What needs to be done:
Return the lines below that carry the word "left".
====== Records shown ======
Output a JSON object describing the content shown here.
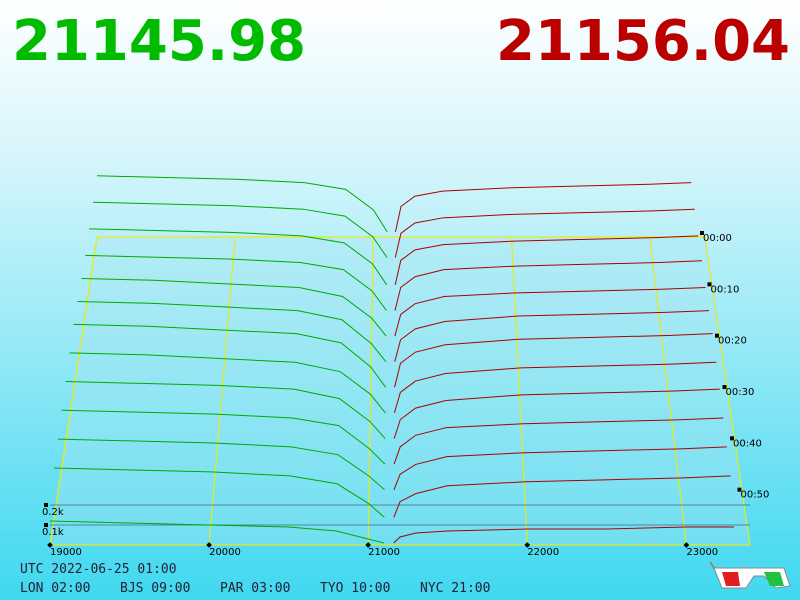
{
  "chart_data": {
    "type": "depth3d",
    "best_bid": 21145.98,
    "best_bid_color": "#00bb00",
    "best_ask": 21156.04,
    "best_ask_color": "#bb0000",
    "xlim": [
      19000,
      23400
    ],
    "xticks": [
      19000,
      20000,
      21000,
      22000,
      23000
    ],
    "tlim": [
      0,
      60
    ],
    "tticks": [
      {
        "value": 0,
        "label": "00:00"
      },
      {
        "value": 10,
        "label": "00:10"
      },
      {
        "value": 20,
        "label": "00:20"
      },
      {
        "value": 30,
        "label": "00:30"
      },
      {
        "value": 40,
        "label": "00:40"
      },
      {
        "value": 50,
        "label": "00:50"
      }
    ],
    "zticks": [
      {
        "value": 0.1,
        "label": "0.1k"
      },
      {
        "value": 0.2,
        "label": "0.2k"
      }
    ],
    "grid_color": "#e8e820",
    "times": [
      0,
      5,
      10,
      15,
      20,
      25,
      30,
      35,
      40,
      45,
      50,
      55,
      60
    ],
    "bids": {
      "color": "#00aa00",
      "prices": [
        19000,
        19500,
        20000,
        20500,
        20800,
        21000,
        21100
      ],
      "volumes": [
        [
          0.36,
          0.35,
          0.34,
          0.32,
          0.28,
          0.16,
          0.03
        ],
        [
          0.35,
          0.34,
          0.33,
          0.31,
          0.27,
          0.15,
          0.03
        ],
        [
          0.34,
          0.33,
          0.32,
          0.3,
          0.26,
          0.14,
          0.02
        ],
        [
          0.33,
          0.32,
          0.31,
          0.29,
          0.25,
          0.13,
          0.02
        ],
        [
          0.34,
          0.33,
          0.31,
          0.29,
          0.24,
          0.12,
          0.02
        ],
        [
          0.35,
          0.34,
          0.32,
          0.3,
          0.25,
          0.12,
          0.02
        ],
        [
          0.36,
          0.35,
          0.33,
          0.31,
          0.26,
          0.13,
          0.02
        ],
        [
          0.34,
          0.33,
          0.31,
          0.29,
          0.24,
          0.12,
          0.02
        ],
        [
          0.32,
          0.31,
          0.3,
          0.28,
          0.23,
          0.11,
          0.02
        ],
        [
          0.3,
          0.29,
          0.28,
          0.26,
          0.22,
          0.1,
          0.02
        ],
        [
          0.28,
          0.27,
          0.26,
          0.24,
          0.2,
          0.09,
          0.02
        ],
        [
          0.26,
          0.25,
          0.24,
          0.22,
          0.18,
          0.08,
          0.01
        ],
        [
          0.12,
          0.11,
          0.1,
          0.09,
          0.07,
          0.03,
          0.01
        ]
      ]
    },
    "asks": {
      "color": "#aa0000",
      "prices": [
        21160,
        21200,
        21300,
        21500,
        22000,
        22500,
        23000,
        23300
      ],
      "volumes": [
        [
          0.03,
          0.18,
          0.24,
          0.27,
          0.29,
          0.3,
          0.31,
          0.32
        ],
        [
          0.03,
          0.17,
          0.23,
          0.26,
          0.28,
          0.29,
          0.3,
          0.31
        ],
        [
          0.02,
          0.16,
          0.22,
          0.25,
          0.27,
          0.28,
          0.29,
          0.3
        ],
        [
          0.02,
          0.15,
          0.21,
          0.25,
          0.27,
          0.28,
          0.29,
          0.3
        ],
        [
          0.02,
          0.14,
          0.2,
          0.24,
          0.26,
          0.27,
          0.28,
          0.29
        ],
        [
          0.02,
          0.14,
          0.2,
          0.24,
          0.27,
          0.28,
          0.29,
          0.3
        ],
        [
          0.02,
          0.15,
          0.21,
          0.25,
          0.28,
          0.29,
          0.3,
          0.31
        ],
        [
          0.02,
          0.13,
          0.19,
          0.23,
          0.26,
          0.27,
          0.28,
          0.29
        ],
        [
          0.02,
          0.12,
          0.18,
          0.22,
          0.25,
          0.26,
          0.27,
          0.28
        ],
        [
          0.02,
          0.11,
          0.17,
          0.21,
          0.23,
          0.24,
          0.25,
          0.26
        ],
        [
          0.02,
          0.1,
          0.15,
          0.19,
          0.21,
          0.22,
          0.23,
          0.24
        ],
        [
          0.01,
          0.09,
          0.13,
          0.17,
          0.19,
          0.2,
          0.21,
          0.22
        ],
        [
          0.01,
          0.04,
          0.06,
          0.07,
          0.08,
          0.08,
          0.09,
          0.09
        ]
      ]
    }
  },
  "footer": {
    "utc": "UTC 2022-06-25 01:00",
    "zones": [
      "LON 02:00",
      "BJS 09:00",
      "PAR 03:00",
      "TYO 10:00",
      "NYC 21:00"
    ]
  }
}
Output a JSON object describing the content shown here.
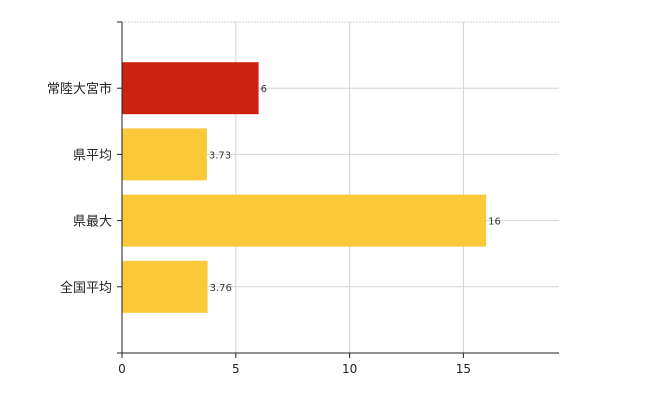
{
  "chart_data": {
    "type": "bar",
    "orientation": "horizontal",
    "categories": [
      "常陸大宮市",
      "県平均",
      "県最大",
      "全国平均"
    ],
    "values": [
      6,
      3.73,
      16,
      3.76
    ],
    "value_labels": [
      "6",
      "3.73",
      "16",
      "3.76"
    ],
    "bar_colors": [
      "#cc2211",
      "#f9c93a",
      "#f9c93a",
      "#f9c93a"
    ],
    "xlim": [
      0,
      19.2
    ],
    "xticks": [
      0,
      5,
      10,
      15
    ],
    "xtick_labels": [
      "0",
      "5",
      "10",
      "15"
    ],
    "grid": true,
    "title": "",
    "xlabel": "",
    "ylabel": ""
  }
}
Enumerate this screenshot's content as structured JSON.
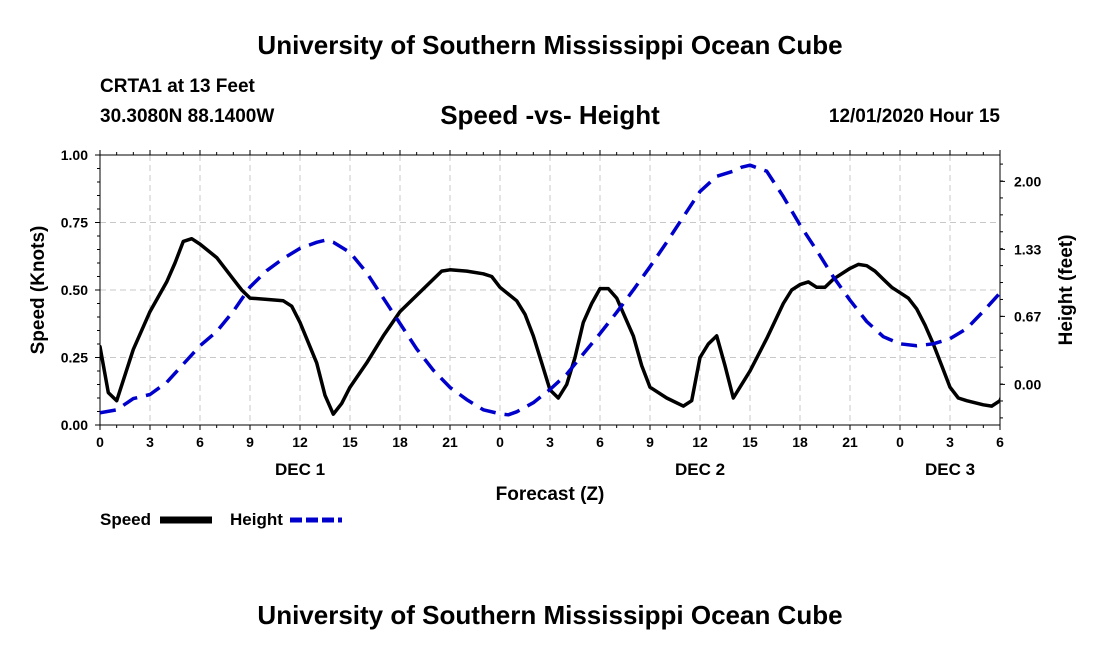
{
  "header": {
    "title": "University of Southern Mississippi Ocean Cube",
    "station": "CRTA1 at 13 Feet",
    "coordinates": "30.3080N 88.1400W",
    "chart_title": "Speed -vs- Height",
    "datetime": "12/01/2020 Hour 15"
  },
  "footer": {
    "title": "University of Southern Mississippi Ocean Cube"
  },
  "colors": {
    "speed": "#000000",
    "height": "#0000cc",
    "grid": "#c8c8c8"
  },
  "chart_data": {
    "type": "line",
    "title": "Speed -vs- Height",
    "xlabel": "Forecast (Z)",
    "ylabel": "Speed (Knots)",
    "y2label": "Height (feet)",
    "xlim": [
      0,
      54
    ],
    "ylim": [
      0,
      1
    ],
    "y2lim": [
      -0.4,
      2.26
    ],
    "grid": true,
    "x_ticks": [
      0,
      3,
      6,
      9,
      12,
      15,
      18,
      21,
      24,
      27,
      30,
      33,
      36,
      39,
      42,
      45,
      48,
      51,
      54
    ],
    "x_tick_labels": [
      "0",
      "3",
      "6",
      "9",
      "12",
      "15",
      "18",
      "21",
      "0",
      "3",
      "6",
      "9",
      "12",
      "15",
      "18",
      "21",
      "0",
      "3",
      "6"
    ],
    "day_labels": [
      {
        "label": "DEC 1",
        "x": 12
      },
      {
        "label": "DEC 2",
        "x": 36
      },
      {
        "label": "DEC 3",
        "x": 51
      }
    ],
    "y_ticks": [
      0,
      0.25,
      0.5,
      0.75,
      1.0
    ],
    "y_tick_labels": [
      "0.00",
      "0.25",
      "0.50",
      "0.75",
      "1.00"
    ],
    "y2_ticks": [
      0,
      0.67,
      1.33,
      2.0
    ],
    "y2_tick_labels": [
      "0.00",
      "0.67",
      "1.33",
      "2.00"
    ],
    "legend": [
      {
        "name": "Speed",
        "style": "solid"
      },
      {
        "name": "Height",
        "style": "dashed"
      }
    ],
    "legend_position": "bottom-left",
    "series": [
      {
        "name": "Speed",
        "axis": "left",
        "points": [
          [
            0,
            0.29
          ],
          [
            0.5,
            0.12
          ],
          [
            1,
            0.09
          ],
          [
            2,
            0.28
          ],
          [
            3,
            0.42
          ],
          [
            4,
            0.53
          ],
          [
            4.5,
            0.6
          ],
          [
            5,
            0.68
          ],
          [
            5.5,
            0.69
          ],
          [
            6,
            0.67
          ],
          [
            7,
            0.62
          ],
          [
            8,
            0.54
          ],
          [
            8.5,
            0.5
          ],
          [
            9,
            0.47
          ],
          [
            10,
            0.465
          ],
          [
            11,
            0.46
          ],
          [
            11.5,
            0.44
          ],
          [
            12,
            0.38
          ],
          [
            13,
            0.23
          ],
          [
            13.5,
            0.11
          ],
          [
            14,
            0.04
          ],
          [
            14.5,
            0.08
          ],
          [
            15,
            0.14
          ],
          [
            16,
            0.23
          ],
          [
            17,
            0.33
          ],
          [
            18,
            0.42
          ],
          [
            19,
            0.48
          ],
          [
            20,
            0.54
          ],
          [
            20.5,
            0.57
          ],
          [
            21,
            0.575
          ],
          [
            22,
            0.57
          ],
          [
            23,
            0.56
          ],
          [
            23.5,
            0.55
          ],
          [
            24,
            0.51
          ],
          [
            25,
            0.46
          ],
          [
            25.5,
            0.41
          ],
          [
            26,
            0.33
          ],
          [
            26.5,
            0.23
          ],
          [
            27,
            0.13
          ],
          [
            27.5,
            0.1
          ],
          [
            28,
            0.15
          ],
          [
            28.5,
            0.25
          ],
          [
            29,
            0.38
          ],
          [
            29.5,
            0.45
          ],
          [
            30,
            0.505
          ],
          [
            30.5,
            0.505
          ],
          [
            31,
            0.47
          ],
          [
            32,
            0.33
          ],
          [
            32.5,
            0.22
          ],
          [
            33,
            0.14
          ],
          [
            34,
            0.1
          ],
          [
            35,
            0.07
          ],
          [
            35.5,
            0.09
          ],
          [
            36,
            0.25
          ],
          [
            36.5,
            0.3
          ],
          [
            37,
            0.33
          ],
          [
            37.5,
            0.22
          ],
          [
            38,
            0.1
          ],
          [
            39,
            0.2
          ],
          [
            40,
            0.32
          ],
          [
            41,
            0.45
          ],
          [
            41.5,
            0.5
          ],
          [
            42,
            0.52
          ],
          [
            42.5,
            0.53
          ],
          [
            43,
            0.51
          ],
          [
            43.5,
            0.51
          ],
          [
            44,
            0.54
          ],
          [
            45,
            0.58
          ],
          [
            45.5,
            0.595
          ],
          [
            46,
            0.59
          ],
          [
            46.5,
            0.57
          ],
          [
            47,
            0.54
          ],
          [
            47.5,
            0.51
          ],
          [
            48,
            0.49
          ],
          [
            48.5,
            0.47
          ],
          [
            49,
            0.43
          ],
          [
            49.5,
            0.37
          ],
          [
            50,
            0.3
          ],
          [
            50.5,
            0.22
          ],
          [
            51,
            0.14
          ],
          [
            51.5,
            0.1
          ],
          [
            52,
            0.09
          ],
          [
            53,
            0.075
          ],
          [
            53.5,
            0.07
          ],
          [
            54,
            0.09
          ],
          [
            54.3,
            0.14
          ]
        ]
      },
      {
        "name": "Height",
        "axis": "right",
        "points": [
          [
            0,
            -0.28
          ],
          [
            1,
            -0.25
          ],
          [
            2,
            -0.14
          ],
          [
            3,
            -0.1
          ],
          [
            4,
            0.02
          ],
          [
            5,
            0.2
          ],
          [
            6,
            0.38
          ],
          [
            7,
            0.52
          ],
          [
            8,
            0.72
          ],
          [
            9,
            0.96
          ],
          [
            10,
            1.12
          ],
          [
            11,
            1.24
          ],
          [
            12,
            1.34
          ],
          [
            13,
            1.4
          ],
          [
            13.5,
            1.42
          ],
          [
            14,
            1.4
          ],
          [
            15,
            1.3
          ],
          [
            16,
            1.1
          ],
          [
            17,
            0.85
          ],
          [
            18,
            0.6
          ],
          [
            19,
            0.35
          ],
          [
            20,
            0.14
          ],
          [
            21,
            -0.03
          ],
          [
            22,
            -0.15
          ],
          [
            23,
            -0.25
          ],
          [
            24,
            -0.29
          ],
          [
            24.5,
            -0.3
          ],
          [
            25,
            -0.27
          ],
          [
            26,
            -0.18
          ],
          [
            27,
            -0.05
          ],
          [
            28,
            0.1
          ],
          [
            29,
            0.3
          ],
          [
            30,
            0.5
          ],
          [
            31,
            0.71
          ],
          [
            32,
            0.93
          ],
          [
            33,
            1.16
          ],
          [
            34,
            1.4
          ],
          [
            35,
            1.65
          ],
          [
            36,
            1.9
          ],
          [
            37,
            2.05
          ],
          [
            38,
            2.1
          ],
          [
            38.5,
            2.14
          ],
          [
            39,
            2.16
          ],
          [
            40,
            2.1
          ],
          [
            41,
            1.85
          ],
          [
            42,
            1.57
          ],
          [
            43,
            1.32
          ],
          [
            44,
            1.06
          ],
          [
            45,
            0.83
          ],
          [
            46,
            0.62
          ],
          [
            47,
            0.47
          ],
          [
            48,
            0.4
          ],
          [
            49,
            0.38
          ],
          [
            50,
            0.4
          ],
          [
            51,
            0.45
          ],
          [
            52,
            0.55
          ],
          [
            53,
            0.72
          ],
          [
            54,
            0.9
          ],
          [
            54.3,
            0.98
          ]
        ]
      }
    ]
  }
}
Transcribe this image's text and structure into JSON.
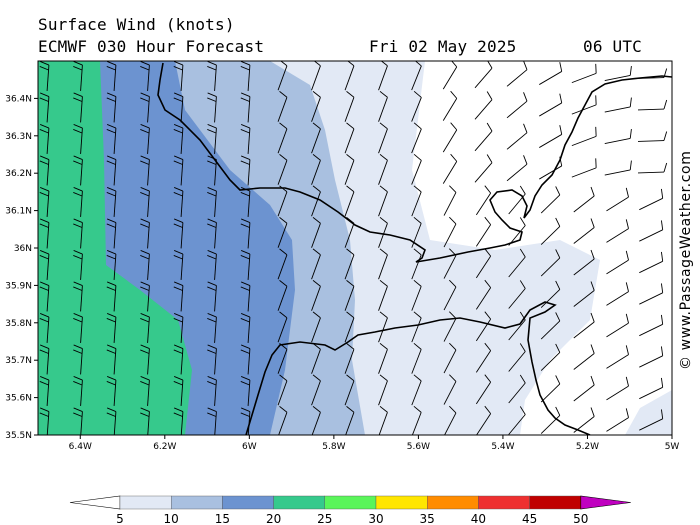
{
  "header": {
    "title": "Surface Wind (knots)",
    "model_line": "ECMWF 030 Hour Forecast",
    "date": "Fri 02 May 2025",
    "time": "06 UTC"
  },
  "map": {
    "lat_ticks": [
      "36.4N",
      "36.3N",
      "36.2N",
      "36.1N",
      "36N",
      "35.9N",
      "35.8N",
      "35.7N",
      "35.6N",
      "35.5N"
    ],
    "lon_ticks": [
      "6.4W",
      "6.2W",
      "6W",
      "5.8W",
      "5.6W",
      "5.4W",
      "5.2W",
      "5W"
    ],
    "lat_range": [
      35.5,
      36.5
    ],
    "lon_range": [
      -6.5,
      -5.0
    ]
  },
  "colorbar": {
    "labels": [
      "5",
      "10",
      "15",
      "20",
      "25",
      "30",
      "35",
      "40",
      "45",
      "50"
    ],
    "colors": [
      "#ffffff",
      "#e2e9f5",
      "#a9c0e0",
      "#6c93d0",
      "#36c98c",
      "#5af55a",
      "#ffe600",
      "#ff8c00",
      "#ee3030",
      "#c00000",
      "#c000c0"
    ]
  },
  "credit": "© www.PassageWeather.com"
}
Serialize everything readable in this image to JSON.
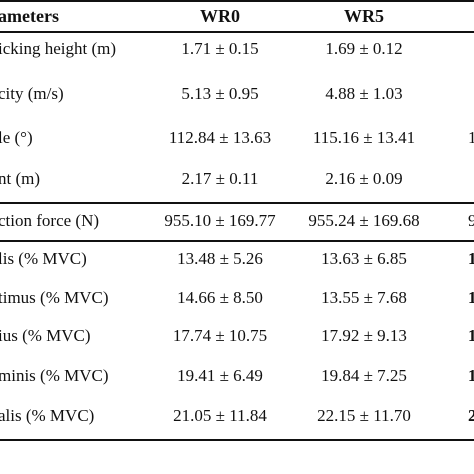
{
  "header": {
    "col0": "ameters",
    "col1": "WR0",
    "col2": "WR5"
  },
  "rows": [
    {
      "label": "icking height (m)",
      "wr0": "1.71 ± 0.15",
      "wr5": "1.69 ± 0.12",
      "extra": ""
    },
    {
      "label": "city (m/s)",
      "wr0": "5.13 ± 0.95",
      "wr5": "4.88 ± 1.03",
      "extra": ""
    },
    {
      "label": "le (°)",
      "wr0": "112.84 ± 13.63",
      "wr5": "115.16 ± 13.41",
      "extra": "1"
    },
    {
      "label": "nt (m)",
      "wr0": "2.17 ± 0.11",
      "wr5": "2.16 ± 0.09",
      "extra": ""
    },
    {
      "label": "ction force (N)",
      "wr0": "955.10 ± 169.77",
      "wr5": "955.24 ± 169.68",
      "extra": "9"
    },
    {
      "label": "lis (% MVC)",
      "wr0": "13.48 ± 5.26",
      "wr5": "13.63 ± 6.85",
      "extra": "1"
    },
    {
      "label": "timus (% MVC)",
      "wr0": "14.66 ± 8.50",
      "wr5": "13.55 ± 7.68",
      "extra": "1"
    },
    {
      "label": "ius (% MVC)",
      "wr0": "17.74 ± 10.75",
      "wr5": "17.92 ± 9.13",
      "extra": "1"
    },
    {
      "label": "minis (% MVC)",
      "wr0": "19.41 ± 6.49",
      "wr5": "19.84 ± 7.25",
      "extra": "1"
    },
    {
      "label": "alis (% MVC)",
      "wr0": "21.05 ± 11.84",
      "wr5": "22.15 ± 11.70",
      "extra": "2"
    }
  ]
}
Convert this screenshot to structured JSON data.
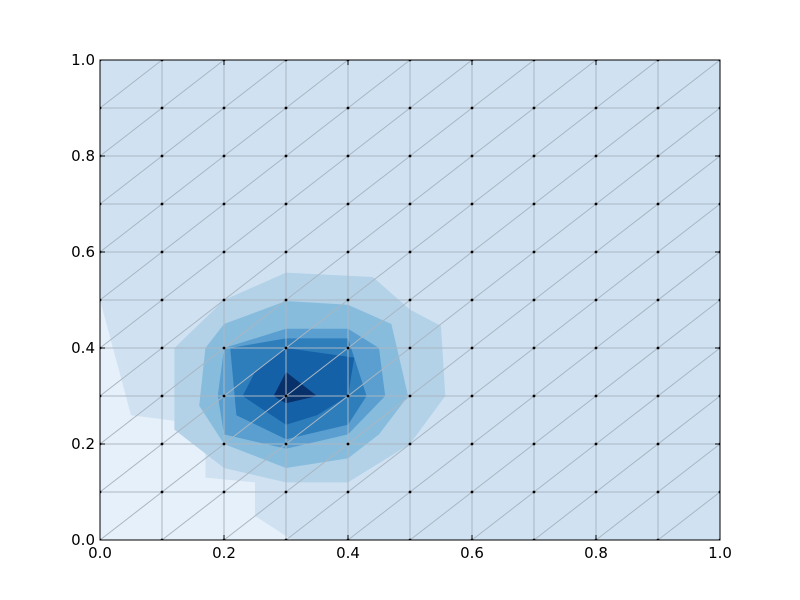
======
Written response:
    "legend_position": "bottom-left",
        "axis": "left",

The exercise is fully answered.